• _Input records_:
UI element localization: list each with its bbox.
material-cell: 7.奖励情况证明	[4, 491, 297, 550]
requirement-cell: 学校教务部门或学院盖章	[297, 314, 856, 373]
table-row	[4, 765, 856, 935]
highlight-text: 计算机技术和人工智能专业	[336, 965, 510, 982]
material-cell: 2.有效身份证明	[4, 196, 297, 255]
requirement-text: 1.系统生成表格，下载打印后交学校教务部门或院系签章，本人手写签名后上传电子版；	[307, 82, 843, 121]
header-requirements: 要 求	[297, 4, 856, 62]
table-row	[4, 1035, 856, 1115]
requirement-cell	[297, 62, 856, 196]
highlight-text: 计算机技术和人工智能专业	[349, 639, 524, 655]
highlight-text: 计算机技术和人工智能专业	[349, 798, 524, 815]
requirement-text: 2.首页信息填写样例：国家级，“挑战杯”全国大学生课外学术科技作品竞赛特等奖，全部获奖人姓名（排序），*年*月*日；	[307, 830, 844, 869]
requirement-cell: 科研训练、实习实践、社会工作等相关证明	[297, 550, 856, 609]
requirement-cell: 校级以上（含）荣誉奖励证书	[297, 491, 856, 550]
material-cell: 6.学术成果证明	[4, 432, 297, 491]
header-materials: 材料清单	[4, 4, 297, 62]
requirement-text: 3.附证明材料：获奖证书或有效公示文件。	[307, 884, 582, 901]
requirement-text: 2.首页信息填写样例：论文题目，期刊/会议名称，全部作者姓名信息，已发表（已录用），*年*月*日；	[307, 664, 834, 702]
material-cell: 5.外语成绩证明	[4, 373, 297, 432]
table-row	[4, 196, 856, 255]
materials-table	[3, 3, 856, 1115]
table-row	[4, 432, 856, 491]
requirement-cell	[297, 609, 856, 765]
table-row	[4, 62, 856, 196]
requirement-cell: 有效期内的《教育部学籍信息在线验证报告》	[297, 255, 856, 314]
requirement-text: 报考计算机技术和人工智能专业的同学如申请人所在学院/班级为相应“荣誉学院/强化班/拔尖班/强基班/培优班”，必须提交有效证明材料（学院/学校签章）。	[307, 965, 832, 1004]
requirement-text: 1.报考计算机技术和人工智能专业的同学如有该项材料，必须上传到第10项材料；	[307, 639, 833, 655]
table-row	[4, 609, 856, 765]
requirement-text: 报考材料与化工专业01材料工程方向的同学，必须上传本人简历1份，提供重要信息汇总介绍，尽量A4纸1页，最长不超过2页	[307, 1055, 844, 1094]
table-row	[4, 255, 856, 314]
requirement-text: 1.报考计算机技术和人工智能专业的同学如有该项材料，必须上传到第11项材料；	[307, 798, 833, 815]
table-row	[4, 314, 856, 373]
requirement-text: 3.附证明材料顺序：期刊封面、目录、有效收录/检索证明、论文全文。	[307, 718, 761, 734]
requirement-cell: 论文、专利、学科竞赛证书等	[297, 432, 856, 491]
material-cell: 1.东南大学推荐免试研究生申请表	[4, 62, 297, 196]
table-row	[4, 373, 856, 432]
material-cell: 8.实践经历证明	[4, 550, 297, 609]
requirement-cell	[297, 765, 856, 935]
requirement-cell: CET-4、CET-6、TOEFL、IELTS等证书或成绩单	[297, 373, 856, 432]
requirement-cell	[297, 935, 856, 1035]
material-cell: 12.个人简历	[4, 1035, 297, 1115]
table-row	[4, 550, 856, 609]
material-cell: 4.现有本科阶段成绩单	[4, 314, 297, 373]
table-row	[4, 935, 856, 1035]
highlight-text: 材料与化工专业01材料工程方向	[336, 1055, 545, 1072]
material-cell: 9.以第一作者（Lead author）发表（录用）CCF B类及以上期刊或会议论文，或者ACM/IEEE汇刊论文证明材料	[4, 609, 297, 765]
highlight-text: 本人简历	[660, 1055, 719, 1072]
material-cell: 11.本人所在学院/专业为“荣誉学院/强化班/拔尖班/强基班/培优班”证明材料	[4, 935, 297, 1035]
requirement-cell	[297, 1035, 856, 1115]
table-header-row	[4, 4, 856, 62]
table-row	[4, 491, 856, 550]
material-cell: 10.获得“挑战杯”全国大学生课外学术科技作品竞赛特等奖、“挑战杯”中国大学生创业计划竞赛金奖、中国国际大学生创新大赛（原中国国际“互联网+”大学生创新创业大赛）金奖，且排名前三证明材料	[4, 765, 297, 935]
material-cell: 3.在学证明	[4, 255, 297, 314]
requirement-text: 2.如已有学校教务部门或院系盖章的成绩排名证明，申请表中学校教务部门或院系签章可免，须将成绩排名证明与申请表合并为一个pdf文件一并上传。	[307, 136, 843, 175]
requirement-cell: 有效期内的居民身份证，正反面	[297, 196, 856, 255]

• _Your objective_:
Arrange the lines from the first one in the records through the line containing "830, 844, 869]" as a numbered list, omitting any blank lines.

• _Written solution_:
1. UI element localization: list each with its bbox.
2. material-cell: 7.奖励情况证明	[4, 491, 297, 550]
3. requirement-cell: 学校教务部门或学院盖章	[297, 314, 856, 373]
4. table-row	[4, 765, 856, 935]
5. highlight-text: 计算机技术和人工智能专业	[336, 965, 510, 982]
6. material-cell: 2.有效身份证明	[4, 196, 297, 255]
7. requirement-text: 1.系统生成表格，下载打印后交学校教务部门或院系签章，本人手写签名后上传电子版；	[307, 82, 843, 121]
8. header-requirements: 要 求	[297, 4, 856, 62]
9. table-row	[4, 1035, 856, 1115]
10. requirement-cell	[297, 62, 856, 196]
11. highlight-text: 计算机技术和人工智能专业	[349, 639, 524, 655]
12. highlight-text: 计算机技术和人工智能专业	[349, 798, 524, 815]
13. requirement-text: 2.首页信息填写样例：国家级，“挑战杯”全国大学生课外学术科技作品竞赛特等奖，全部获奖人姓名（排序），*年*月*日；	[307, 830, 844, 869]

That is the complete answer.